* [Short task]
Copy each of the items below line for line, with no changes.

* [Input data]
-=-=-
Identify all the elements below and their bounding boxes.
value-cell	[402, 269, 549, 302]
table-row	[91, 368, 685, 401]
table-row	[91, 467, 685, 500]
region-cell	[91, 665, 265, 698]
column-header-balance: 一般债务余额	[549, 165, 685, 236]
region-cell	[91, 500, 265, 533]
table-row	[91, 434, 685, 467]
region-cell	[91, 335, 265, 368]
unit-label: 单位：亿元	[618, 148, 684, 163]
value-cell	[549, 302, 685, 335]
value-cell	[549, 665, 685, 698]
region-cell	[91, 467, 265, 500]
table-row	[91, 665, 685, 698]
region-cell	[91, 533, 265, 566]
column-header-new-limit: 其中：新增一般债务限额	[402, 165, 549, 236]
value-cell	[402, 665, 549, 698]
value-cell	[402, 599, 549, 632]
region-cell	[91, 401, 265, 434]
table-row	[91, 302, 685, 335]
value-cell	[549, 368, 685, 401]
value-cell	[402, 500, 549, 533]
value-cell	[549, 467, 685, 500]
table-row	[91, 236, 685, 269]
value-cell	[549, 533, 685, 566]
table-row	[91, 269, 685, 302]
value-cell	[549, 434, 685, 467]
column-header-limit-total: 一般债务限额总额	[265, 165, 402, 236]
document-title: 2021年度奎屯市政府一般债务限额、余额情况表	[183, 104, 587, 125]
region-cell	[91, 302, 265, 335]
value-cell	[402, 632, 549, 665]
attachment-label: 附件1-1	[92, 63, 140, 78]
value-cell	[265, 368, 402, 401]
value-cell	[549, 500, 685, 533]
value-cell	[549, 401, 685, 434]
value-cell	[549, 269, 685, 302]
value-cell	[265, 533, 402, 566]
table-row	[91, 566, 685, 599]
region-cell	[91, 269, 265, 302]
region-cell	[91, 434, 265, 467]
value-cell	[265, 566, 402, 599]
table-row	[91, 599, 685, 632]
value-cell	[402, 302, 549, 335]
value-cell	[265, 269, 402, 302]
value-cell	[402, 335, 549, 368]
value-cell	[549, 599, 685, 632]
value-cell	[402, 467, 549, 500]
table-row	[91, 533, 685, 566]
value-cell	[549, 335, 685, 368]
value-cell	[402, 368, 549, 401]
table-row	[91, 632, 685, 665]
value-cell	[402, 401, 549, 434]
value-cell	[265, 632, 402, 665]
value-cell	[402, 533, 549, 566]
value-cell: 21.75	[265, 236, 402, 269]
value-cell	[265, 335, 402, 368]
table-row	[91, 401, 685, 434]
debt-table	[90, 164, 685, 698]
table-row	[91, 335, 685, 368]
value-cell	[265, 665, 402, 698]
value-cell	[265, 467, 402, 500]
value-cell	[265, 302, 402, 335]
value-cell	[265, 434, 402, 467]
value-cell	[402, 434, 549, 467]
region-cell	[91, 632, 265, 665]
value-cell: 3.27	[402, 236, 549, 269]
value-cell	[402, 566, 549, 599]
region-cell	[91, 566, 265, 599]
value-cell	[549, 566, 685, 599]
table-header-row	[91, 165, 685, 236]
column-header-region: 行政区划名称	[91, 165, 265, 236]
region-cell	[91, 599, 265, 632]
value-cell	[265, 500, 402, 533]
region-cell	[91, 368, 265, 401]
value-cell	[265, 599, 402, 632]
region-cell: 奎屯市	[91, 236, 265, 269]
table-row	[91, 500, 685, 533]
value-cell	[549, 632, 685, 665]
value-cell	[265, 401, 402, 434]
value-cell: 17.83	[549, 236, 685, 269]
-=-=-
* [Written reply]
Identify all the elements below and their bounding boxes.
value-cell	[402, 269, 549, 302]
table-row	[91, 368, 685, 401]
table-row	[91, 467, 685, 500]
region-cell	[91, 665, 265, 698]
column-header-balance: 一般债务余额	[549, 165, 685, 236]
region-cell	[91, 500, 265, 533]
table-row	[91, 434, 685, 467]
region-cell	[91, 335, 265, 368]
unit-label: 单位：亿元	[618, 148, 684, 163]
value-cell	[549, 302, 685, 335]
value-cell	[549, 665, 685, 698]
region-cell	[91, 467, 265, 500]
table-row	[91, 665, 685, 698]
region-cell	[91, 533, 265, 566]
column-header-new-limit: 其中：新增一般债务限额	[402, 165, 549, 236]
value-cell	[402, 665, 549, 698]
value-cell	[402, 599, 549, 632]
region-cell	[91, 401, 265, 434]
table-row	[91, 302, 685, 335]
value-cell	[549, 368, 685, 401]
value-cell	[402, 500, 549, 533]
value-cell	[549, 467, 685, 500]
table-row	[91, 236, 685, 269]
value-cell	[549, 533, 685, 566]
table-row	[91, 269, 685, 302]
value-cell	[549, 434, 685, 467]
column-header-limit-total: 一般债务限额总额	[265, 165, 402, 236]
document-title: 2021年度奎屯市政府一般债务限额、余额情况表	[183, 104, 587, 125]
region-cell	[91, 302, 265, 335]
value-cell	[402, 632, 549, 665]
attachment-label: 附件1-1	[92, 63, 140, 78]
value-cell	[265, 368, 402, 401]
value-cell	[549, 500, 685, 533]
value-cell	[549, 401, 685, 434]
value-cell	[549, 269, 685, 302]
value-cell	[265, 533, 402, 566]
table-row	[91, 566, 685, 599]
region-cell	[91, 269, 265, 302]
region-cell	[91, 434, 265, 467]
value-cell	[265, 566, 402, 599]
table-row	[91, 599, 685, 632]
value-cell	[402, 302, 549, 335]
value-cell	[265, 269, 402, 302]
value-cell	[402, 335, 549, 368]
value-cell	[549, 599, 685, 632]
value-cell	[402, 467, 549, 500]
table-row	[91, 533, 685, 566]
value-cell	[549, 335, 685, 368]
value-cell	[402, 368, 549, 401]
table-row	[91, 632, 685, 665]
value-cell	[402, 401, 549, 434]
value-cell	[265, 632, 402, 665]
value-cell	[402, 533, 549, 566]
value-cell: 21.75	[265, 236, 402, 269]
value-cell	[265, 335, 402, 368]
table-row	[91, 401, 685, 434]
debt-table	[90, 164, 685, 698]
table-row	[91, 335, 685, 368]
value-cell	[265, 665, 402, 698]
value-cell	[265, 467, 402, 500]
value-cell	[265, 302, 402, 335]
value-cell	[265, 434, 402, 467]
value-cell	[402, 434, 549, 467]
region-cell	[91, 632, 265, 665]
value-cell: 3.27	[402, 236, 549, 269]
value-cell	[402, 566, 549, 599]
region-cell	[91, 566, 265, 599]
value-cell	[549, 566, 685, 599]
table-header-row	[91, 165, 685, 236]
column-header-region: 行政区划名称	[91, 165, 265, 236]
region-cell	[91, 599, 265, 632]
value-cell	[265, 500, 402, 533]
region-cell	[91, 368, 265, 401]
value-cell	[265, 599, 402, 632]
region-cell: 奎屯市	[91, 236, 265, 269]
table-row	[91, 500, 685, 533]
value-cell	[549, 632, 685, 665]
value-cell	[265, 401, 402, 434]
value-cell: 17.83	[549, 236, 685, 269]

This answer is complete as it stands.